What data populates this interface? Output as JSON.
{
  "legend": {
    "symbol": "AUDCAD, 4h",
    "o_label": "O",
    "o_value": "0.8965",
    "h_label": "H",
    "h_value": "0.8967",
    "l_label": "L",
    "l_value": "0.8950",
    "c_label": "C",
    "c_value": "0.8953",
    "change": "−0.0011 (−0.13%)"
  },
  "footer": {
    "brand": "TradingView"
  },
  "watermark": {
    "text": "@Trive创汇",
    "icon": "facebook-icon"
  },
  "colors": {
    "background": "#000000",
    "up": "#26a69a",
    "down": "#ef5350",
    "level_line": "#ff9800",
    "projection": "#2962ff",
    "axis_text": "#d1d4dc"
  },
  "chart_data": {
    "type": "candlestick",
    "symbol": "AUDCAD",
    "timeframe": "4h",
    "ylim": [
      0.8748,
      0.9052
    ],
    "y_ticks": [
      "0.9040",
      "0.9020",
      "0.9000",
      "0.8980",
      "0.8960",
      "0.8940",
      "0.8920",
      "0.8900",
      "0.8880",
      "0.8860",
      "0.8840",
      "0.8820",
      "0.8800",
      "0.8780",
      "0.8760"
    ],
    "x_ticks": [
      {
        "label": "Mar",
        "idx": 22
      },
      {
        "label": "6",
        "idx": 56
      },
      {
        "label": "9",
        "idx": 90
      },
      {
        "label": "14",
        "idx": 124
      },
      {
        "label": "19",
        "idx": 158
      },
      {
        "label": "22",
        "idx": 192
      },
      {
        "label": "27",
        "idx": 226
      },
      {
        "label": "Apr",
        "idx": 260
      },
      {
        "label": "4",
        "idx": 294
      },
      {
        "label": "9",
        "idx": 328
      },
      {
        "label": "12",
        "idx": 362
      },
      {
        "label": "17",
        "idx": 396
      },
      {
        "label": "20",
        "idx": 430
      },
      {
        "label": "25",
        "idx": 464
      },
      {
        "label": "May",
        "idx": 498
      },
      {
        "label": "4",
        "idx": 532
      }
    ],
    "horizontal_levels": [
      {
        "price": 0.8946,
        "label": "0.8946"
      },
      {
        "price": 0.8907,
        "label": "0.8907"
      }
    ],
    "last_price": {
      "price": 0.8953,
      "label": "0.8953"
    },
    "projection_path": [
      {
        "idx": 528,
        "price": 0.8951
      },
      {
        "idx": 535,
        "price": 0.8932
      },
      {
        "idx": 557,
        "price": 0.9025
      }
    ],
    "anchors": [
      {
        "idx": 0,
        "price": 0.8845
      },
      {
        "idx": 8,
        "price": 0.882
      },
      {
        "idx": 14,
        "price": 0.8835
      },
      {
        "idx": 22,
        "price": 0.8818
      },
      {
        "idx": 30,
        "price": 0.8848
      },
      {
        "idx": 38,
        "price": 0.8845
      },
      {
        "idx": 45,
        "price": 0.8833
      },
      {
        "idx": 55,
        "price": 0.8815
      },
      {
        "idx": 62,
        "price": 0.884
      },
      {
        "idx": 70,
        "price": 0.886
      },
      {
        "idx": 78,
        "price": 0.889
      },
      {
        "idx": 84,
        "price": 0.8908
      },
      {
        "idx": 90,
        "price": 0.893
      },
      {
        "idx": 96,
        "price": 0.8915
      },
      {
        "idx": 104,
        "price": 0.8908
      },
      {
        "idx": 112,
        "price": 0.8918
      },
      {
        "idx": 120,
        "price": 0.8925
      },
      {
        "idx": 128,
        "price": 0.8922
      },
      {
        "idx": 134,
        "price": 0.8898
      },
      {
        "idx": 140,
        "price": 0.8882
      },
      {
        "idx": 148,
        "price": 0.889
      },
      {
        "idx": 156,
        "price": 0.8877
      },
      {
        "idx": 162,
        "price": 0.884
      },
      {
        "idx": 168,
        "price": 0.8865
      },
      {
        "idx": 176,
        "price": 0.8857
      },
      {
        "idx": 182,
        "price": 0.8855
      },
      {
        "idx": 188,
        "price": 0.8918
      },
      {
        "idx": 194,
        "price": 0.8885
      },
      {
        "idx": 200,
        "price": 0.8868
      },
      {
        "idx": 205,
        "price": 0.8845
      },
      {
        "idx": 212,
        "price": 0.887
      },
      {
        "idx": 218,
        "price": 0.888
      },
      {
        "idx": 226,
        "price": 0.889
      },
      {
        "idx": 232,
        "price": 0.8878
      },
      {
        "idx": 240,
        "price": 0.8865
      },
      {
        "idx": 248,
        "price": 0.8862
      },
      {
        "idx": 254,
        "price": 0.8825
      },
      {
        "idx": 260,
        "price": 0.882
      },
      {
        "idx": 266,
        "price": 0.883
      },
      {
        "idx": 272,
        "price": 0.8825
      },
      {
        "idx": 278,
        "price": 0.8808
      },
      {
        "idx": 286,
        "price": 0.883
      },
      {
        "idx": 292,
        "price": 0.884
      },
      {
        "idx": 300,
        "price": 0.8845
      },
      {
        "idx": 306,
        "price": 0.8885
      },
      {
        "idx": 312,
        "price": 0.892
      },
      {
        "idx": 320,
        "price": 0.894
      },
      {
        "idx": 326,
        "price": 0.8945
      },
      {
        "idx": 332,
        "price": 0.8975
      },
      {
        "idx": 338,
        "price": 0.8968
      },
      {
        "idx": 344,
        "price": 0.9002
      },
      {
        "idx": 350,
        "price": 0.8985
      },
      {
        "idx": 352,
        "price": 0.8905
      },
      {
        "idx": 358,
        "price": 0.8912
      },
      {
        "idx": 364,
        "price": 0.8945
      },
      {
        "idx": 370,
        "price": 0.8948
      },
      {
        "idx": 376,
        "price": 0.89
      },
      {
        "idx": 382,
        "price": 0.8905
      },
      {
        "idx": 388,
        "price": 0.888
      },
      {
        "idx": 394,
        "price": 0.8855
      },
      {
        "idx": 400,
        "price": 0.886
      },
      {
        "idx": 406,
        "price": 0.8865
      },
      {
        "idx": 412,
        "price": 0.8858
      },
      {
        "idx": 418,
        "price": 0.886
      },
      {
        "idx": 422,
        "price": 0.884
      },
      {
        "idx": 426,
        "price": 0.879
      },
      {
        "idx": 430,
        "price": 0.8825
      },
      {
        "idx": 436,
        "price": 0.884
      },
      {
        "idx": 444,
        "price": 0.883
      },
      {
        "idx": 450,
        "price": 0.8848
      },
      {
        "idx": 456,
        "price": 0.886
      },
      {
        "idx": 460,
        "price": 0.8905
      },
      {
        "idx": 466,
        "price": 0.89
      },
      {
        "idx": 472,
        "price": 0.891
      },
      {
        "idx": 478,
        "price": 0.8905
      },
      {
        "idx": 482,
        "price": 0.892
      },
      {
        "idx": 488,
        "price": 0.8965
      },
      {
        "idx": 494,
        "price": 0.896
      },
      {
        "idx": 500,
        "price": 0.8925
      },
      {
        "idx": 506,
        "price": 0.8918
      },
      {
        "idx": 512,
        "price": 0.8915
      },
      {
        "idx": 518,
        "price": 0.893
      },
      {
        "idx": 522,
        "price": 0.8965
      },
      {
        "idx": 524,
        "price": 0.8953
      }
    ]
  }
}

---

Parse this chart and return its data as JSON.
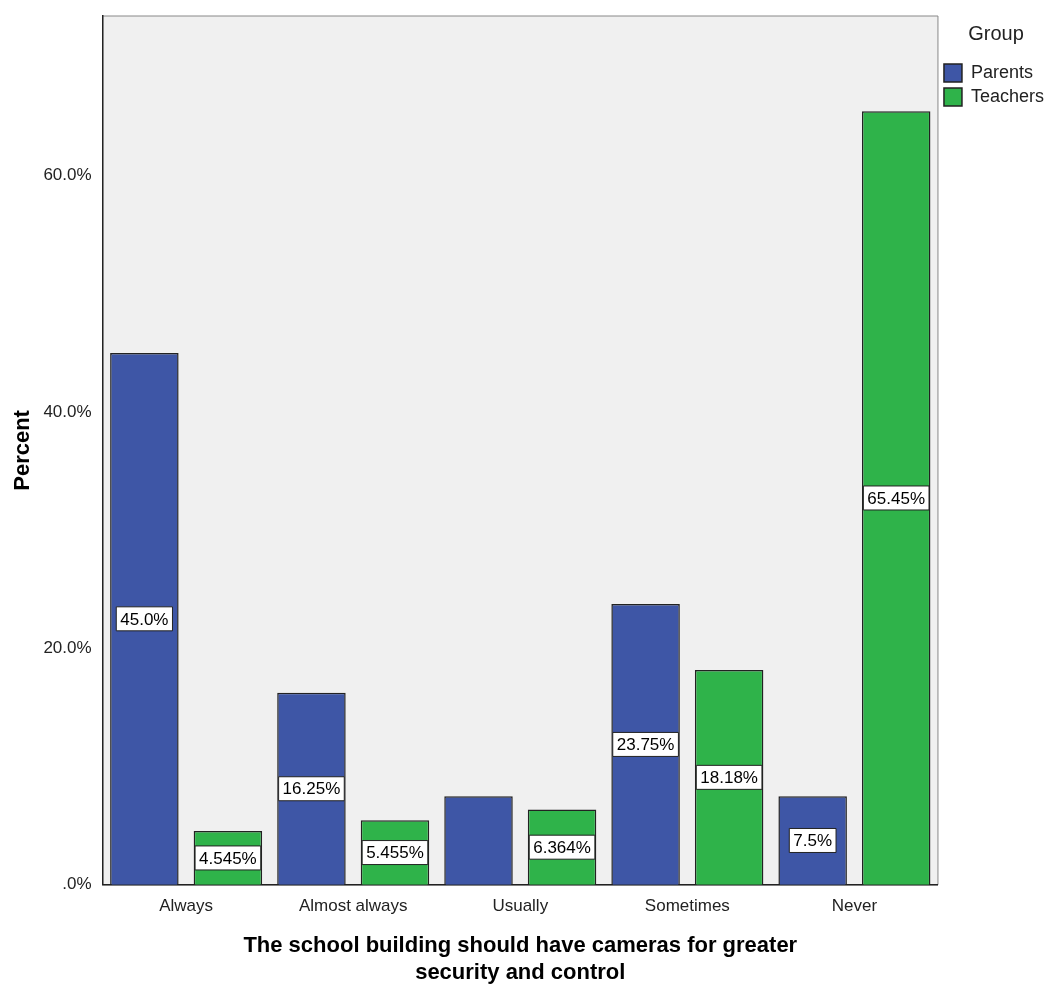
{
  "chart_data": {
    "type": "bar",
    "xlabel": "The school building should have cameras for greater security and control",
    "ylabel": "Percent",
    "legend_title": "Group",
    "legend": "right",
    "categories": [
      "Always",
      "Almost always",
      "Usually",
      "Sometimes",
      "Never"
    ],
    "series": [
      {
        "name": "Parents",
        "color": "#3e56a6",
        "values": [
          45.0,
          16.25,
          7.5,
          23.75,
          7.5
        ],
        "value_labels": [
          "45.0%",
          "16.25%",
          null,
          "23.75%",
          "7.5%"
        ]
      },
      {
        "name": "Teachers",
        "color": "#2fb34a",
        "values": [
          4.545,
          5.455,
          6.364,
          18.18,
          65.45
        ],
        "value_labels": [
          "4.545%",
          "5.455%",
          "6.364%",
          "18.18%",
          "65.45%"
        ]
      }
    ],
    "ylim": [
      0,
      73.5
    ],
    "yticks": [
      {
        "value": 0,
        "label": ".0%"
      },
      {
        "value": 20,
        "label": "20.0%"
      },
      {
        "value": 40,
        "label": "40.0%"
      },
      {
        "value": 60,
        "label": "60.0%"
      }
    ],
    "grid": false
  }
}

INSTRUCTIONS TO FOLLOW
Select all lines in the listing that include the word "JSON".

EXPECTED ANSWER
What data populates this interface? Output as JSON.
Parse this chart and return its data as JSON.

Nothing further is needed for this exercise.